**Collected data:**
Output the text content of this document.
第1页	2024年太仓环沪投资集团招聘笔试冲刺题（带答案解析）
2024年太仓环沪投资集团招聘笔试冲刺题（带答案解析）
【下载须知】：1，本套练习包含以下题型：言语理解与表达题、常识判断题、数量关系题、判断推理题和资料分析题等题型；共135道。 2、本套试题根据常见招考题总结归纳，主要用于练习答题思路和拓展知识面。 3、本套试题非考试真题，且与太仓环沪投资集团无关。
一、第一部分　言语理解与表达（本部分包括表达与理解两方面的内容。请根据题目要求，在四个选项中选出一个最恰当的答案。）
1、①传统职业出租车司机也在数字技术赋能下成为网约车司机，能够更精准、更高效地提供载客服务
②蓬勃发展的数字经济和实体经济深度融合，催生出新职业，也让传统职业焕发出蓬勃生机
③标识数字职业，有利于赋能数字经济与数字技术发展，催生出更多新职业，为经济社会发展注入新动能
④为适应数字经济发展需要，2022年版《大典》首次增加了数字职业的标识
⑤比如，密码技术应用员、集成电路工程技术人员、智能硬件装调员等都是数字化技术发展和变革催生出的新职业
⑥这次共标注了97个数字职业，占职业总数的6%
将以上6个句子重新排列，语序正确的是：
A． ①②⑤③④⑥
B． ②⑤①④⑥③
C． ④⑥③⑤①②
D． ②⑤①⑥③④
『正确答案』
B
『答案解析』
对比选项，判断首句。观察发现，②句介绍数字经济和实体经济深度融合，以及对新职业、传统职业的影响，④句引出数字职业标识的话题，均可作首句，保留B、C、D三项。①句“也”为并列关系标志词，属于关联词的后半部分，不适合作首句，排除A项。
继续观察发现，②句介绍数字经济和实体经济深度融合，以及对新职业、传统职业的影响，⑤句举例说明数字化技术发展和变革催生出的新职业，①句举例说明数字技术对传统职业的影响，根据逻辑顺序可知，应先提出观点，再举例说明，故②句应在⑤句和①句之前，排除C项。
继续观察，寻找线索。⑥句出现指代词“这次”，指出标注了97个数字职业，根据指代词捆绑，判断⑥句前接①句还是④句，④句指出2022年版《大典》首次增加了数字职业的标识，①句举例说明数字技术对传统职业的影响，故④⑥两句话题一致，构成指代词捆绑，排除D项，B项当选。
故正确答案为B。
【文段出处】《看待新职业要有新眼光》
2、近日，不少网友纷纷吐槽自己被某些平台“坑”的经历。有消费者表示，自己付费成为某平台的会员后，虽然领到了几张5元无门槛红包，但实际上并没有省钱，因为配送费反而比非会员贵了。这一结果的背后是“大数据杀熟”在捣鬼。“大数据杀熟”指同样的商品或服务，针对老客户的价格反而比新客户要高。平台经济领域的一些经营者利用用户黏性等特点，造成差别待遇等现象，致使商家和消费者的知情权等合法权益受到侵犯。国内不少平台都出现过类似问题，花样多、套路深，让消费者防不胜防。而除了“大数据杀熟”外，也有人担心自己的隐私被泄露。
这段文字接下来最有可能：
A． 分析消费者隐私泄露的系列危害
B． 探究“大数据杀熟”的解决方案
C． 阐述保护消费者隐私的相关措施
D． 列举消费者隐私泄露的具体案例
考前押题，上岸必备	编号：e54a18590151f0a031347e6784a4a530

**Task description:**
Extract each line of the material exactly as it stands.

**Expected output:**
Output the text content of this document.
第1页	2024年太仓环沪投资集团招聘笔试冲刺题（带答案解析）
2024年太仓环沪投资集团招聘笔试冲刺题（带答案解析）
【下载须知】：1，本套练习包含以下题型：言语理解与表达题、常识判断题、数量关系题、判断推理题和资料分析题等题型；共135道。 2、本套试题根据常见招考题总结归纳，主要用于练习答题思路和拓展知识面。 3、本套试题非考试真题，且与太仓环沪投资集团无关。
一、第一部分　言语理解与表达（本部分包括表达与理解两方面的内容。请根据题目要求，在四个选项中选出一个最恰当的答案。）
1、①传统职业出租车司机也在数字技术赋能下成为网约车司机，能够更精准、更高效地提供载客服务
②蓬勃发展的数字经济和实体经济深度融合，催生出新职业，也让传统职业焕发出蓬勃生机
③标识数字职业，有利于赋能数字经济与数字技术发展，催生出更多新职业，为经济社会发展注入新动能
④为适应数字经济发展需要，2022年版《大典》首次增加了数字职业的标识
⑤比如，密码技术应用员、集成电路工程技术人员、智能硬件装调员等都是数字化技术发展和变革催生出的新职业
⑥这次共标注了97个数字职业，占职业总数的6%
将以上6个句子重新排列，语序正确的是：
A． ①②⑤③④⑥
B． ②⑤①④⑥③
C． ④⑥③⑤①②
D． ②⑤①⑥③④
『正确答案』
B
『答案解析』
对比选项，判断首句。观察发现，②句介绍数字经济和实体经济深度融合，以及对新职业、传统职业的影响，④句引出数字职业标识的话题，均可作首句，保留B、C、D三项。①句“也”为并列关系标志词，属于关联词的后半部分，不适合作首句，排除A项。
继续观察发现，②句介绍数字经济和实体经济深度融合，以及对新职业、传统职业的影响，⑤句举例说明数字化技术发展和变革催生出的新职业，①句举例说明数字技术对传统职业的影响，根据逻辑顺序可知，应先提出观点，再举例说明，故②句应在⑤句和①句之前，排除C项。
继续观察，寻找线索。⑥句出现指代词“这次”，指出标注了97个数字职业，根据指代词捆绑，判断⑥句前接①句还是④句，④句指出2022年版《大典》首次增加了数字职业的标识，①句举例说明数字技术对传统职业的影响，故④⑥两句话题一致，构成指代词捆绑，排除D项，B项当选。
故正确答案为B。
【文段出处】《看待新职业要有新眼光》
2、近日，不少网友纷纷吐槽自己被某些平台“坑”的经历。有消费者表示，自己付费成为某平台的会员后，虽然领到了几张5元无门槛红包，但实际上并没有省钱，因为配送费反而比非会员贵了。这一结果的背后是“大数据杀熟”在捣鬼。“大数据杀熟”指同样的商品或服务，针对老客户的价格反而比新客户要高。平台经济领域的一些经营者利用用户黏性等特点，造成差别待遇等现象，致使商家和消费者的知情权等合法权益受到侵犯。国内不少平台都出现过类似问题，花样多、套路深，让消费者防不胜防。而除了“大数据杀熟”外，也有人担心自己的隐私被泄露。
这段文字接下来最有可能：
A． 分析消费者隐私泄露的系列危害
B． 探究“大数据杀熟”的解决方案
C． 阐述保护消费者隐私的相关措施
D． 列举消费者隐私泄露的具体案例
考前押题，上岸必备	编号：e54a18590151f0a031347e6784a4a530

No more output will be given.